> _WHAT TO WORK ON_: Repeat exactly each line of the data provided below.

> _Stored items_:
========================================================================
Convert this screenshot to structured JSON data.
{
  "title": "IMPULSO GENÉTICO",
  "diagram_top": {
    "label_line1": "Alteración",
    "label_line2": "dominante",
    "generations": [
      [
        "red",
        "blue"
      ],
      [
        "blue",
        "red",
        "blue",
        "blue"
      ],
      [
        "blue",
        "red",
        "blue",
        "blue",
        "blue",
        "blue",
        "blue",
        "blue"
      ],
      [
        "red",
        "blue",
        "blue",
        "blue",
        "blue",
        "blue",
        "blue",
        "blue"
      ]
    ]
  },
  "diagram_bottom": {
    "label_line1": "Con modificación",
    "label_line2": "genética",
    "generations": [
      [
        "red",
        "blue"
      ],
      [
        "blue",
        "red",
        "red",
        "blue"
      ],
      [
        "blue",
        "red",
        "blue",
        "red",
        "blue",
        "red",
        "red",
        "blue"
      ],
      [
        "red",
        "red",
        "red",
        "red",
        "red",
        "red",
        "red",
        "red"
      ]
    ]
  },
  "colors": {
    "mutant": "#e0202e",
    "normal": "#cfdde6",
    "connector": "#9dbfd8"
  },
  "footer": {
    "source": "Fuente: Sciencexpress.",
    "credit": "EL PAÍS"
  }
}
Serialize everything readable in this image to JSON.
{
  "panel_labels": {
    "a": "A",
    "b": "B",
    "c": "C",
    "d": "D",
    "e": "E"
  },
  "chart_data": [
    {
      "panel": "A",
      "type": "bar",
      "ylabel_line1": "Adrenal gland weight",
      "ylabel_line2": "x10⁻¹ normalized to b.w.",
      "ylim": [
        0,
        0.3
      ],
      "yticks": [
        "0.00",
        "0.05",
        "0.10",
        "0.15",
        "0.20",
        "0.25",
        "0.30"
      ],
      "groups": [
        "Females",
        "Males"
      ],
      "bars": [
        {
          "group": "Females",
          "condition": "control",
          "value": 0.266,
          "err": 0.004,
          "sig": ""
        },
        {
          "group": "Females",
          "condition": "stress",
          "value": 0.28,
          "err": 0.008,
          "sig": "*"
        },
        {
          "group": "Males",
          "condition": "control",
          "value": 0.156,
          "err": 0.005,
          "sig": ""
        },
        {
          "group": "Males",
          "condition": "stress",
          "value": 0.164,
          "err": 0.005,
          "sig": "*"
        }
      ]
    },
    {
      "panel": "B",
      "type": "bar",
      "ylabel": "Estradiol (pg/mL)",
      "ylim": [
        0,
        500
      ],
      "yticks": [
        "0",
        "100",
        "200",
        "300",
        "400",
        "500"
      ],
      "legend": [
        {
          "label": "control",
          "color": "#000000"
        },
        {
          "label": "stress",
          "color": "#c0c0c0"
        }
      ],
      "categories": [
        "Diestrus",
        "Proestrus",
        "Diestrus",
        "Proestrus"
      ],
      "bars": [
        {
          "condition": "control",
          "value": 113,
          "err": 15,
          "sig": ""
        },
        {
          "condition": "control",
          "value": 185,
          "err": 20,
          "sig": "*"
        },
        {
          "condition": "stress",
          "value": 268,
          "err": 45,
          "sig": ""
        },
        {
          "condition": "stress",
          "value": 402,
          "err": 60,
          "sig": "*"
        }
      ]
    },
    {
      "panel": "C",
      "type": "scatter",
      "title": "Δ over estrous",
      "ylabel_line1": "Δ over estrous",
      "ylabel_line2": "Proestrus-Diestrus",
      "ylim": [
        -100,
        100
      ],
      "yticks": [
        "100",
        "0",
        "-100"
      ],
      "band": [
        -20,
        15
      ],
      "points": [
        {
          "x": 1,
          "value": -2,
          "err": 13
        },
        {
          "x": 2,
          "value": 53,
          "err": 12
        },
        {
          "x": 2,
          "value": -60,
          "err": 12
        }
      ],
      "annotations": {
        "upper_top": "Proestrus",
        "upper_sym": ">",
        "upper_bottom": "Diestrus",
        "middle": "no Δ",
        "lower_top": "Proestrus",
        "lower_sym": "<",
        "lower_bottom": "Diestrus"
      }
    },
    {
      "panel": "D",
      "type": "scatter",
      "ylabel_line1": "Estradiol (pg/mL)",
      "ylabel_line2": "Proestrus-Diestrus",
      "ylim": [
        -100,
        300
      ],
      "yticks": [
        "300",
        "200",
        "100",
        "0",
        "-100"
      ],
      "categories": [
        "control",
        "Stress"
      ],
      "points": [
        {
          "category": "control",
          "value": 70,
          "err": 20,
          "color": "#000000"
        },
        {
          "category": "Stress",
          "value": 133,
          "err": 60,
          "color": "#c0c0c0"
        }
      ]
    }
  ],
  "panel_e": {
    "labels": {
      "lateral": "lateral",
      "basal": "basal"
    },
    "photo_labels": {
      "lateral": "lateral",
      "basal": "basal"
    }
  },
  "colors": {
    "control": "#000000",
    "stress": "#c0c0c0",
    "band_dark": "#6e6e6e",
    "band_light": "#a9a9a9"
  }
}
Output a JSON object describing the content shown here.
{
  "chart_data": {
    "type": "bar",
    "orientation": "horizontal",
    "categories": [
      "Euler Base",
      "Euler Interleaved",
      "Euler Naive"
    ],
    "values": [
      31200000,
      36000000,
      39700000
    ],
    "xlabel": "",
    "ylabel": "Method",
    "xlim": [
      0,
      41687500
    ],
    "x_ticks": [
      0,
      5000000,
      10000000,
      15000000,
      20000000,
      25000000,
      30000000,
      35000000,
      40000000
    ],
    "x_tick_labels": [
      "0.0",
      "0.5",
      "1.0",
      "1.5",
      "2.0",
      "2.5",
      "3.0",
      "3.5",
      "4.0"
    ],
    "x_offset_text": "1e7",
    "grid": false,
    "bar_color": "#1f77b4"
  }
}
========================================================================
> _SOLVED EXERCISE_:
Convert this screenshot to structured JSON data.
{
  "title": "IMPULSO GENÉTICO",
  "diagram_top": {
    "label_line1": "Alteración",
    "label_line2": "dominante",
    "generations": [
      [
        "red",
        "blue"
      ],
      [
        "blue",
        "red",
        "blue",
        "blue"
      ],
      [
        "blue",
        "red",
        "blue",
        "blue",
        "blue",
        "blue",
        "blue",
        "blue"
      ],
      [
        "red",
        "blue",
        "blue",
        "blue",
        "blue",
        "blue",
        "blue",
        "blue"
      ]
    ]
  },
  "diagram_bottom": {
    "label_line1": "Con modificación",
    "label_line2": "genética",
    "generations": [
      [
        "red",
        "blue"
      ],
      [
        "blue",
        "red",
        "red",
        "blue"
      ],
      [
        "blue",
        "red",
        "blue",
        "red",
        "blue",
        "red",
        "red",
        "blue"
      ],
      [
        "red",
        "red",
        "red",
        "red",
        "red",
        "red",
        "red",
        "red"
      ]
    ]
  },
  "colors": {
    "mutant": "#e0202e",
    "normal": "#cfdde6",
    "connector": "#9dbfd8"
  },
  "footer": {
    "source": "Fuente: Sciencexpress.",
    "credit": "EL PAÍS"
  }
}
Serialize everything readable in this image to JSON.
{
  "panel_labels": {
    "a": "A",
    "b": "B",
    "c": "C",
    "d": "D",
    "e": "E"
  },
  "chart_data": [
    {
      "panel": "A",
      "type": "bar",
      "ylabel_line1": "Adrenal gland weight",
      "ylabel_line2": "x10⁻¹ normalized to b.w.",
      "ylim": [
        0,
        0.3
      ],
      "yticks": [
        "0.00",
        "0.05",
        "0.10",
        "0.15",
        "0.20",
        "0.25",
        "0.30"
      ],
      "groups": [
        "Females",
        "Males"
      ],
      "bars": [
        {
          "group": "Females",
          "condition": "control",
          "value": 0.266,
          "err": 0.004,
          "sig": ""
        },
        {
          "group": "Females",
          "condition": "stress",
          "value": 0.28,
          "err": 0.008,
          "sig": "*"
        },
        {
          "group": "Males",
          "condition": "control",
          "value": 0.156,
          "err": 0.005,
          "sig": ""
        },
        {
          "group": "Males",
          "condition": "stress",
          "value": 0.164,
          "err": 0.005,
          "sig": "*"
        }
      ]
    },
    {
      "panel": "B",
      "type": "bar",
      "ylabel": "Estradiol (pg/mL)",
      "ylim": [
        0,
        500
      ],
      "yticks": [
        "0",
        "100",
        "200",
        "300",
        "400",
        "500"
      ],
      "legend": [
        {
          "label": "control",
          "color": "#000000"
        },
        {
          "label": "stress",
          "color": "#c0c0c0"
        }
      ],
      "categories": [
        "Diestrus",
        "Proestrus",
        "Diestrus",
        "Proestrus"
      ],
      "bars": [
        {
          "condition": "control",
          "value": 113,
          "err": 15,
          "sig": ""
        },
        {
          "condition": "control",
          "value": 185,
          "err": 20,
          "sig": "*"
        },
        {
          "condition": "stress",
          "value": 268,
          "err": 45,
          "sig": ""
        },
        {
          "condition": "stress",
          "value": 402,
          "err": 60,
          "sig": "*"
        }
      ]
    },
    {
      "panel": "C",
      "type": "scatter",
      "title": "Δ over estrous",
      "ylabel_line1": "Δ over estrous",
      "ylabel_line2": "Proestrus-Diestrus",
      "ylim": [
        -100,
        100
      ],
      "yticks": [
        "100",
        "0",
        "-100"
      ],
      "band": [
        -20,
        15
      ],
      "points": [
        {
          "x": 1,
          "value": -2,
          "err": 13
        },
        {
          "x": 2,
          "value": 53,
          "err": 12
        },
        {
          "x": 2,
          "value": -60,
          "err": 12
        }
      ],
      "annotations": {
        "upper_top": "Proestrus",
        "upper_sym": ">",
        "upper_bottom": "Diestrus",
        "middle": "no Δ",
        "lower_top": "Proestrus",
        "lower_sym": "<",
        "lower_bottom": "Diestrus"
      }
    },
    {
      "panel": "D",
      "type": "scatter",
      "ylabel_line1": "Estradiol (pg/mL)",
      "ylabel_line2": "Proestrus-Diestrus",
      "ylim": [
        -100,
        300
      ],
      "yticks": [
        "300",
        "200",
        "100",
        "0",
        "-100"
      ],
      "categories": [
        "control",
        "Stress"
      ],
      "points": [
        {
          "category": "control",
          "value": 70,
          "err": 20,
          "color": "#000000"
        },
        {
          "category": "Stress",
          "value": 133,
          "err": 60,
          "color": "#c0c0c0"
        }
      ]
    }
  ],
  "panel_e": {
    "labels": {
      "lateral": "lateral",
      "basal": "basal"
    },
    "photo_labels": {
      "lateral": "lateral",
      "basal": "basal"
    }
  },
  "colors": {
    "control": "#000000",
    "stress": "#c0c0c0",
    "band_dark": "#6e6e6e",
    "band_light": "#a9a9a9"
  }
}
Output a JSON object describing the content shown here.
{
  "chart_data": {
    "type": "bar",
    "orientation": "horizontal",
    "categories": [
      "Euler Base",
      "Euler Interleaved",
      "Euler Naive"
    ],
    "values": [
      31200000,
      36000000,
      39700000
    ],
    "xlabel": "",
    "ylabel": "Method",
    "xlim": [
      0,
      41687500
    ],
    "x_ticks": [
      0,
      5000000,
      10000000,
      15000000,
      20000000,
      25000000,
      30000000,
      35000000,
      40000000
    ],
    "x_tick_labels": [
      "0.0",
      "0.5",
      "1.0",
      "1.5",
      "2.0",
      "2.5",
      "3.0",
      "3.5",
      "4.0"
    ],
    "x_offset_text": "1e7",
    "grid": false,
    "bar_color": "#1f77b4"
  }
}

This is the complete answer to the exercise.